>> START GIVEN DATA
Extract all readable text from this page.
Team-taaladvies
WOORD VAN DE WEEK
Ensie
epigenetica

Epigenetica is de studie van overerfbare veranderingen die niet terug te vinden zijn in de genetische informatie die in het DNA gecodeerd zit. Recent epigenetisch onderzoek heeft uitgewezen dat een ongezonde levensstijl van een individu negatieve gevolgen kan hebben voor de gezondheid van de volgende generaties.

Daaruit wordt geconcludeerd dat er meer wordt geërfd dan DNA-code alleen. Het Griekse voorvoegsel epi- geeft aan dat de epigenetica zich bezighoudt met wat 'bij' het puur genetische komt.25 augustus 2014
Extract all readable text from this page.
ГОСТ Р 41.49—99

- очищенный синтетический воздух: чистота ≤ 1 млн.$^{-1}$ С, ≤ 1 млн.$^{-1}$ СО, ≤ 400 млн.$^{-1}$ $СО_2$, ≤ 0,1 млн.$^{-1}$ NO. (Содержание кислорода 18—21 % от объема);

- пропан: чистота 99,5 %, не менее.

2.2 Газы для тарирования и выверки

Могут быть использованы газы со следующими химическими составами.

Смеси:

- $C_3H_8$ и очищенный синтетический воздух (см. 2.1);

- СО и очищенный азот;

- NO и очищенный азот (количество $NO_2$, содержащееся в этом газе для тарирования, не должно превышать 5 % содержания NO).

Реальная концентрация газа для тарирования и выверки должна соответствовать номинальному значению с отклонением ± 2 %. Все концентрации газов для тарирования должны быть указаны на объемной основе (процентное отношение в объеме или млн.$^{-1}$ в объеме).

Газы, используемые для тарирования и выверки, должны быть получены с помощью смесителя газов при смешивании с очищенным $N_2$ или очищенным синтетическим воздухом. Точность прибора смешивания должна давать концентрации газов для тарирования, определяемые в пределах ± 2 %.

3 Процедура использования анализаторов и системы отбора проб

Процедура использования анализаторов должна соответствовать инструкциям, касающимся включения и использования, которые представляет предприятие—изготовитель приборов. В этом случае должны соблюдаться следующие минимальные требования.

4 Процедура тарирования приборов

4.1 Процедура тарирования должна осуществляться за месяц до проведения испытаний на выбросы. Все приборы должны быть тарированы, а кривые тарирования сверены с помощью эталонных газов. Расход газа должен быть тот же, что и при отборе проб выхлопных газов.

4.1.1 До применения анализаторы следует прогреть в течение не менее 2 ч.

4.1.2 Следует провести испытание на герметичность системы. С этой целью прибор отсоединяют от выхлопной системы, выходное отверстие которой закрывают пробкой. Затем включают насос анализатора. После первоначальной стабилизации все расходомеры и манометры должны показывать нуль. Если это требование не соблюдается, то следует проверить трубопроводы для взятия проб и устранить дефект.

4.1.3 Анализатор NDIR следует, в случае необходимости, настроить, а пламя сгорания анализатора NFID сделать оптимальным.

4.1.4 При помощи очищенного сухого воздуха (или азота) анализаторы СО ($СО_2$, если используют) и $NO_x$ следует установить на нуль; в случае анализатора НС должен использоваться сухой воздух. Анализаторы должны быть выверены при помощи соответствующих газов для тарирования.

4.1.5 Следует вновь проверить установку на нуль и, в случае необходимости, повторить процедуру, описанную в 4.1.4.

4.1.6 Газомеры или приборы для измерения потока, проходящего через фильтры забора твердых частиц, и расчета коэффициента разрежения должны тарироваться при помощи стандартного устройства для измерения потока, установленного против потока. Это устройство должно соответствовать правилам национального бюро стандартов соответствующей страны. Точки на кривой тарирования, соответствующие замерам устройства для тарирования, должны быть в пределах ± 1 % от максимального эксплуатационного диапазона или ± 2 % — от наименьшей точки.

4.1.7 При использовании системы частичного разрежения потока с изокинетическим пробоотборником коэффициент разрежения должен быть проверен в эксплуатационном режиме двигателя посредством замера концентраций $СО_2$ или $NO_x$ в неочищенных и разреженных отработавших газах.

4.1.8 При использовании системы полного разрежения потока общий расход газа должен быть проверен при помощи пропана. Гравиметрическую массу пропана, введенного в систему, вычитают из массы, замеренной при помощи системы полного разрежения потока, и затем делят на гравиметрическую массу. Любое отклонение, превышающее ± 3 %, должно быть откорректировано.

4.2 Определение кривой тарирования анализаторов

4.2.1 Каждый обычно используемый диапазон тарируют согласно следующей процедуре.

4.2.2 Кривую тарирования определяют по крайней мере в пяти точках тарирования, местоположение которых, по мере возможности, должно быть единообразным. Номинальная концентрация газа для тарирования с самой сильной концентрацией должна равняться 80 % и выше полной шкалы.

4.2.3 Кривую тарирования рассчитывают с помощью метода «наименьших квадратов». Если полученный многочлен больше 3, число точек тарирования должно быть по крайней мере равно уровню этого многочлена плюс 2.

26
>> END GIVEN DATA
=== SHORT EXERCISE ===
Looking back at the lines above, state how many contain the word "концентрация", and supply nothing besides the number.

=== THE REPLY ===
2